## DOCUMENT EXTRACT

Friday, June 7, 2013


Hardtack, Salted Pork and Soldier Food


Now I sit me in my seat,

And pray for something fit to eat.

If this damn stuff my stomach brake,

I pray that God my soul will take.

 

Oh, thou who blessed the loaves and fishes,

Look down upon these old tin dishes;

By thy great power those dishes smash,

Bless each of us and damn this hash.

            A Volunteer’s Prayer

 
           Rations for the soldiers had to be easily transported as well as resistant to spoilage. Fresh cuts of beef, soft bread and vegetables could be issued in established camps, but soldiers on the march existed on what they could carry in their haversack—coffee, salt, sugar, hard bread and salted beef or salted pork. Regulations called for a daily issue of 16 ounces of hardtack, 20 ounces of salt beef or 12 ounces of salt pork. The meat was packed in a brine solution sufficient to preserve it for two years.
           By late 1863, desiccated potatoes and desiccated vegetables, which were scalded and then pressed and dried into sheets, were issued as an antiscorbutic to prevent scurvy.  The soldiers in the Iron Brigade called them “desecrated vegetables” and generally did not eat them.
          Coffee, usually issued in bean form, was always popular and was pounded or crushed, then boiled in water in tin cups.

## TASK DIRECTIONS
Carry on the piece on Civil War soldier rations from its final sentence, about coffee boiled in tin cups. The listing that comes next has no connection to the text about soldier rations.

## SUPPLIED MATERIAL
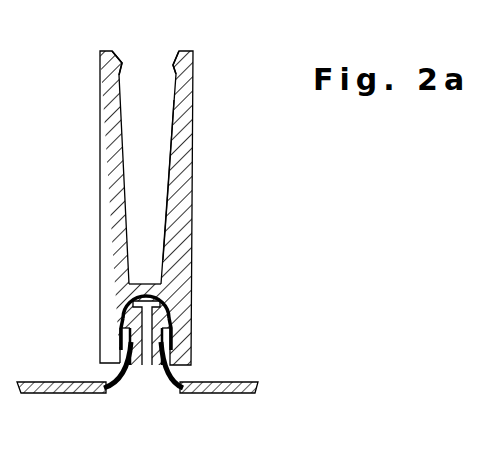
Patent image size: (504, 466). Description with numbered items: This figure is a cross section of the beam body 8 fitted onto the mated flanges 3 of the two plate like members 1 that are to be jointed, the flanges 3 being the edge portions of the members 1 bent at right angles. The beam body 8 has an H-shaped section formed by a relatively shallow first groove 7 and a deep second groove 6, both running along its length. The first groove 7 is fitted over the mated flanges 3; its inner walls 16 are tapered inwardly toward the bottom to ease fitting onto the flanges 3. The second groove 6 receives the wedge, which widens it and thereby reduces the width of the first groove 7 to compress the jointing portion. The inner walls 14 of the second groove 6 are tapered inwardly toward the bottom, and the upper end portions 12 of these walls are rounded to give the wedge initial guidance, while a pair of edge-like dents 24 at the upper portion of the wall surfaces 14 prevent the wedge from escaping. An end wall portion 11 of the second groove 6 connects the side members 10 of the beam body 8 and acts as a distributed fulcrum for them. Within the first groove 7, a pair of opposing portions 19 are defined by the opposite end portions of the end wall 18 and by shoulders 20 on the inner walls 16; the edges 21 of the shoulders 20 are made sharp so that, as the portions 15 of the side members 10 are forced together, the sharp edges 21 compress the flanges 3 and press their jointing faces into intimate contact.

## FINAL RESULT
          Hardtack was a square biscuit made of salt, flour and water and then baked. It could be soaked in water and fried in the sizzling fat of the issue salt pork which was called “sowbelly” by the soldiers.
          Soldiers on both sides took to “foraging” to supplement their food rations. Orders generally prohibited the theft of private property in the form of pigs, chickens, corn and sweet potatoes.  A brigade commander requested his men not steal, but added, “Boys, do not go hungry,” which, one Black Hat private observed, “in war time means take what you want whenever you can get it.”
          One French officer with the Army of the Potomac in 1862 an estimated 2,000 wagons, drawn by some 12,000 animals, were necessary to feed an army of 100,000 men and 16,000 horses at only two days march from a base of operations.